## Challenge:
Determine how many lines in the entries below include "призывной". The reply should be that number and nothing else.

## Task inputs:
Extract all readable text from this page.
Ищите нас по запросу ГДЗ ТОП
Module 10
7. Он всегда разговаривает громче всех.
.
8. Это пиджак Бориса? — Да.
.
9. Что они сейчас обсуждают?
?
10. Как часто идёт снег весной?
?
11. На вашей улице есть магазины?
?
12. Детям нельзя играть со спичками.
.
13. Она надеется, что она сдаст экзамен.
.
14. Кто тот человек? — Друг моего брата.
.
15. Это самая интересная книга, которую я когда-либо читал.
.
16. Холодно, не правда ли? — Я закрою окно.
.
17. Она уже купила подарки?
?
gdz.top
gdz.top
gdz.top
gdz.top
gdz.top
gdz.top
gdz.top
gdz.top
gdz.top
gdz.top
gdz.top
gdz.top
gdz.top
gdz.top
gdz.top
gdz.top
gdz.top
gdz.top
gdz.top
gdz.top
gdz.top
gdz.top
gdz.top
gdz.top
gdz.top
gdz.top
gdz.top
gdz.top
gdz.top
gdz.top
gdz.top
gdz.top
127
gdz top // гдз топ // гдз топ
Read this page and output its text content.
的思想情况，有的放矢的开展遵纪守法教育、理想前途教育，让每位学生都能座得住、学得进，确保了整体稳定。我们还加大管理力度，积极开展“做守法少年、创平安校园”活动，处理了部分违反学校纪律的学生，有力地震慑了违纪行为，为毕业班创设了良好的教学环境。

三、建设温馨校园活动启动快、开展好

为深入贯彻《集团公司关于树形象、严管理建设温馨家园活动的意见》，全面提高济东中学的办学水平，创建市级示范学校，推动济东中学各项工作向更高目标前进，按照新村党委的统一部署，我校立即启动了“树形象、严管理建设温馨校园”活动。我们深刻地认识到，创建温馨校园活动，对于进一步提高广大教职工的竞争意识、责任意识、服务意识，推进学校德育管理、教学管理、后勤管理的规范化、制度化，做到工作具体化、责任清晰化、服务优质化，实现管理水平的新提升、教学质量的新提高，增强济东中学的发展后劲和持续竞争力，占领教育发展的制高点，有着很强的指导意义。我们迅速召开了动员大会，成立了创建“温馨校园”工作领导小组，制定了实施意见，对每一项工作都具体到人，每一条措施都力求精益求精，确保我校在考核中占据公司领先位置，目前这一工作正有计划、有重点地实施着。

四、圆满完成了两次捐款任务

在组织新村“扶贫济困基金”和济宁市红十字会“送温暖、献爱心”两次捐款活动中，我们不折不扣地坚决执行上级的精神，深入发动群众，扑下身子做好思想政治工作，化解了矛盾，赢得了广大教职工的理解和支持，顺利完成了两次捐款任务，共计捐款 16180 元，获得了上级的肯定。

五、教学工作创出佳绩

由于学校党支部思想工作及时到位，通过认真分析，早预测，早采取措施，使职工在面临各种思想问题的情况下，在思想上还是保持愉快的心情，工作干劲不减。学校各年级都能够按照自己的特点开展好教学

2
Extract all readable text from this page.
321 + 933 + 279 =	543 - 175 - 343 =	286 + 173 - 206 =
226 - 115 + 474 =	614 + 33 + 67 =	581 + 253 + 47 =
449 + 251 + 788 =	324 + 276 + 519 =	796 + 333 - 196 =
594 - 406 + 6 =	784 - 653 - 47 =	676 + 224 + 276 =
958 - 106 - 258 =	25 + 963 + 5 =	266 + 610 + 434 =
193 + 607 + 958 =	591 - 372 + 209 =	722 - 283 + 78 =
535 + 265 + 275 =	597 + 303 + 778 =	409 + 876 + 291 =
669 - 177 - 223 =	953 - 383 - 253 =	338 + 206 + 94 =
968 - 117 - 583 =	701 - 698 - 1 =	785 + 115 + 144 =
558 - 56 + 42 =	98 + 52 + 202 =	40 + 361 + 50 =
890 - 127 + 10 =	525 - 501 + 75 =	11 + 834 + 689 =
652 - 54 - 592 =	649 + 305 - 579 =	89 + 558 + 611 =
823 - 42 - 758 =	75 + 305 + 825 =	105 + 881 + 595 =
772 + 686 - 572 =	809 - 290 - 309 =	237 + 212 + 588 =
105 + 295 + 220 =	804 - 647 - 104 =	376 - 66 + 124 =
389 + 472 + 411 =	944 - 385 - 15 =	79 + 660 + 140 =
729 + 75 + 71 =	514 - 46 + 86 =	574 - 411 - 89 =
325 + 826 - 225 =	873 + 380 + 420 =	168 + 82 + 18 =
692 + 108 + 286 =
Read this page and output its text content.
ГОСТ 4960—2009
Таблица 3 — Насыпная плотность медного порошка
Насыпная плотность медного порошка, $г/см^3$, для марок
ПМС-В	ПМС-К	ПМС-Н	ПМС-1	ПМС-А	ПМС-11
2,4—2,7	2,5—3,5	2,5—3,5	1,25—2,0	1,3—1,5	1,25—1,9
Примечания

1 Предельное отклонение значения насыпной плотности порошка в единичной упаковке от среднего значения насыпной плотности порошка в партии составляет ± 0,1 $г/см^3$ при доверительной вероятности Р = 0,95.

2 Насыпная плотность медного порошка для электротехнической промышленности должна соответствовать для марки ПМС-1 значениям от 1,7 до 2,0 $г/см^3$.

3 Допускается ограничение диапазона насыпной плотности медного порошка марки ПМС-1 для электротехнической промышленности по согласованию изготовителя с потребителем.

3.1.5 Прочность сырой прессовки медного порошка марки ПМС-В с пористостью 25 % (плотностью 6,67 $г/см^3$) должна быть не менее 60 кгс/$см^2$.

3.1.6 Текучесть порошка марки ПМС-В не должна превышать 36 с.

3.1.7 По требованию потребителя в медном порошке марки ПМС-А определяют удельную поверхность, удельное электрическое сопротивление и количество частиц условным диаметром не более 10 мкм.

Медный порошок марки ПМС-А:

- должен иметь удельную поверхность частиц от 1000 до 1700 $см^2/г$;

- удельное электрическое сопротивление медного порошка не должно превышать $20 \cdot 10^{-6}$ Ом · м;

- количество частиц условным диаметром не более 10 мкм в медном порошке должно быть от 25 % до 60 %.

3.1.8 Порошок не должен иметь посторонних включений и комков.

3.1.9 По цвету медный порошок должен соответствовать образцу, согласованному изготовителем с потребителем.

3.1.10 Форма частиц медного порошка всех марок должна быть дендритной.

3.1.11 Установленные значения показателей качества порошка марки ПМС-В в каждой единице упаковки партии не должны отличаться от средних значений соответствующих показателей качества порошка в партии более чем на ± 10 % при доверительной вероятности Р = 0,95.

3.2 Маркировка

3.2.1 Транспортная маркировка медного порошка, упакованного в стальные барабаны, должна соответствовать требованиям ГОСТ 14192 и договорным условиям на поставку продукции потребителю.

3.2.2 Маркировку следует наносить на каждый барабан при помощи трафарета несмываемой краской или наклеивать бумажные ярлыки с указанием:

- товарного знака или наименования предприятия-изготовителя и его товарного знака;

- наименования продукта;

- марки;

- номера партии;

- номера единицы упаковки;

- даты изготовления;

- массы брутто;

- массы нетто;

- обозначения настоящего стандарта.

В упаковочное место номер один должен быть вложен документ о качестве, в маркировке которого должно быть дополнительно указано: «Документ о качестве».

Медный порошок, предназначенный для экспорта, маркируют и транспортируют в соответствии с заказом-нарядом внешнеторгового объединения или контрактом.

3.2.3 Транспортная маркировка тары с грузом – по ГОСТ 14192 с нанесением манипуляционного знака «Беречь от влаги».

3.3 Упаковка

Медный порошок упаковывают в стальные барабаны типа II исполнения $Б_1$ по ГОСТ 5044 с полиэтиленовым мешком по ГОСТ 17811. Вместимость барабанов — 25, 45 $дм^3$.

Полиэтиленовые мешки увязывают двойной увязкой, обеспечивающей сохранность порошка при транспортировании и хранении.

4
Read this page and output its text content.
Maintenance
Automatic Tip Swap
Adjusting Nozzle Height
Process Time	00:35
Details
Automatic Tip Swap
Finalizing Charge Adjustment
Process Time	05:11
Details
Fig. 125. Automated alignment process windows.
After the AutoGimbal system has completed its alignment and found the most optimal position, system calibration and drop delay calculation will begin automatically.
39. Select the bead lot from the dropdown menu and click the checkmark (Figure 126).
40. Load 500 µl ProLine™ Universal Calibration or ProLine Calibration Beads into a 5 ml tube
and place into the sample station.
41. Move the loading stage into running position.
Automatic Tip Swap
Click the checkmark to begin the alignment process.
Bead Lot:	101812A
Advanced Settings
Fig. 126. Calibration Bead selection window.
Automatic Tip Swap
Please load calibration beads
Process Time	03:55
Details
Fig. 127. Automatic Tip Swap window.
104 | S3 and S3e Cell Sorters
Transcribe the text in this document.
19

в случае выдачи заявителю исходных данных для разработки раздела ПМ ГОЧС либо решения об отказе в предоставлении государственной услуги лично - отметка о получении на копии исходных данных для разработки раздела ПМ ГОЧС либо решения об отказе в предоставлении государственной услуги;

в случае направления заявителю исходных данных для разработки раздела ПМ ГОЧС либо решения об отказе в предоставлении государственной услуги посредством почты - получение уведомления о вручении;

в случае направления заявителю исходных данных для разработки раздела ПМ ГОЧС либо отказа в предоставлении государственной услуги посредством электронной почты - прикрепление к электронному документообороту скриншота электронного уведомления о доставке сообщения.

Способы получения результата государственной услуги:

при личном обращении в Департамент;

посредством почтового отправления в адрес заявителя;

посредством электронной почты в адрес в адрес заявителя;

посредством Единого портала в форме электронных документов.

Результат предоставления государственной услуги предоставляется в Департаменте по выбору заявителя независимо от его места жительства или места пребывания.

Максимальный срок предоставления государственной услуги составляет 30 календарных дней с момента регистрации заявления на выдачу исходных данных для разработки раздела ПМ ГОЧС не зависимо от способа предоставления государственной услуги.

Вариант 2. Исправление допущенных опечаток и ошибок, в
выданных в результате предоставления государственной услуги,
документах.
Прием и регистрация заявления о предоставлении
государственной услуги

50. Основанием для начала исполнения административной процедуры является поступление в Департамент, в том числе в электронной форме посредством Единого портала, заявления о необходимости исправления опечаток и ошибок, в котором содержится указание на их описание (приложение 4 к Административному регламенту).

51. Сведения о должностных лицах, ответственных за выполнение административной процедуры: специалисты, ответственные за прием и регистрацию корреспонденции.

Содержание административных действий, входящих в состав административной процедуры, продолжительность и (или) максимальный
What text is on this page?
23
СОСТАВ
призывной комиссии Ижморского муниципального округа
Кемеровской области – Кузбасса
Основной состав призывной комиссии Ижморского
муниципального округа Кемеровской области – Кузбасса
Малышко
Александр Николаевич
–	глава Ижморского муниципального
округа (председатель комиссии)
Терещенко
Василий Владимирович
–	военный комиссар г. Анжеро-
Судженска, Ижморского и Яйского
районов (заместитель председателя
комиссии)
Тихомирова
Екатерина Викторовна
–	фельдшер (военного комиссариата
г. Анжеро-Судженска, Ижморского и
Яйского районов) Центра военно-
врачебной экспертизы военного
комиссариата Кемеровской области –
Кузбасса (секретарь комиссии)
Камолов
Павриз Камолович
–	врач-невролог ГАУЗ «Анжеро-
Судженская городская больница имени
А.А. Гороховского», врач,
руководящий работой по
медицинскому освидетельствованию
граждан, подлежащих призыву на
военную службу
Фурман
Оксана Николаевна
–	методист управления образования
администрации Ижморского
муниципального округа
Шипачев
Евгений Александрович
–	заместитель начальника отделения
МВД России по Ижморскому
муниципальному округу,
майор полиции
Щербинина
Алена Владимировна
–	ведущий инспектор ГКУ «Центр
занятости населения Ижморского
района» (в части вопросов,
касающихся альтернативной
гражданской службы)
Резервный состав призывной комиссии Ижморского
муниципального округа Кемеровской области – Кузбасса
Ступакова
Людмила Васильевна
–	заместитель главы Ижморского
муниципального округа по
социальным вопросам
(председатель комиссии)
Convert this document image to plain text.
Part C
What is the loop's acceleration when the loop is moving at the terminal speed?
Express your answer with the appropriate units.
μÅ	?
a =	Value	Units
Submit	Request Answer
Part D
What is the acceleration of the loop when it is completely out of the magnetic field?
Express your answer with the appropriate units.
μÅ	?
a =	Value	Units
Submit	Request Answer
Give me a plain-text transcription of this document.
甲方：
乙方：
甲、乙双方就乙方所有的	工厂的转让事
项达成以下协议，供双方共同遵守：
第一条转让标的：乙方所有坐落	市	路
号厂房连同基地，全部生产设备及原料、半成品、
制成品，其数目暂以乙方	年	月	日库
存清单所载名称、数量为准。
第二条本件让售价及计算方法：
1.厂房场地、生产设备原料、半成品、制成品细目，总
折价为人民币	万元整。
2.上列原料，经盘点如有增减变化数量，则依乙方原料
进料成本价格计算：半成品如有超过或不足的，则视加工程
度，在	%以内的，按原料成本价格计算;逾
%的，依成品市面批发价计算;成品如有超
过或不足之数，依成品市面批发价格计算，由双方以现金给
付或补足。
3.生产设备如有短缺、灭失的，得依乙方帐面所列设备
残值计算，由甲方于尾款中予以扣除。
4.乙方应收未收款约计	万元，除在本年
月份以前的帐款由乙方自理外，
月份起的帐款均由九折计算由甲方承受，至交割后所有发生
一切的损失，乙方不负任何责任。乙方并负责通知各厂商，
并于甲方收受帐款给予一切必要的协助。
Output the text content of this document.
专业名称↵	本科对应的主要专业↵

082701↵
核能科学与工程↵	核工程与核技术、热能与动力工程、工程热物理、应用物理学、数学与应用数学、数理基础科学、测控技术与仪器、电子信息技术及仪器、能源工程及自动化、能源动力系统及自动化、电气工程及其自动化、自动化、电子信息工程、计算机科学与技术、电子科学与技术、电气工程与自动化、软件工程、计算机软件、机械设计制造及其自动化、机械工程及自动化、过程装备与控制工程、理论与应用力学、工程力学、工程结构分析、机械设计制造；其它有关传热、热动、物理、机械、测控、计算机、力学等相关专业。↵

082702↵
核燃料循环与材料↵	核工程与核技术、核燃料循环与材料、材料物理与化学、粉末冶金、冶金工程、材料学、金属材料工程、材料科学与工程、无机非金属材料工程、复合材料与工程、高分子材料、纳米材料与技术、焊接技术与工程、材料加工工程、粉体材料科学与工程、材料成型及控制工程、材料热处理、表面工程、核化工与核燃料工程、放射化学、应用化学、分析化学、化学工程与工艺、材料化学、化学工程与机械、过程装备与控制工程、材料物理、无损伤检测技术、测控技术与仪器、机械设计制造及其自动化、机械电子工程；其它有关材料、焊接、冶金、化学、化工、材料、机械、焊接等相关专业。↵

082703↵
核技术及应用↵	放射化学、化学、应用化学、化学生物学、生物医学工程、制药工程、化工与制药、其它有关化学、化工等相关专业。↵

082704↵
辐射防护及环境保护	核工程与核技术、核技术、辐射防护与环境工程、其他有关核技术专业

## Exercise output:
3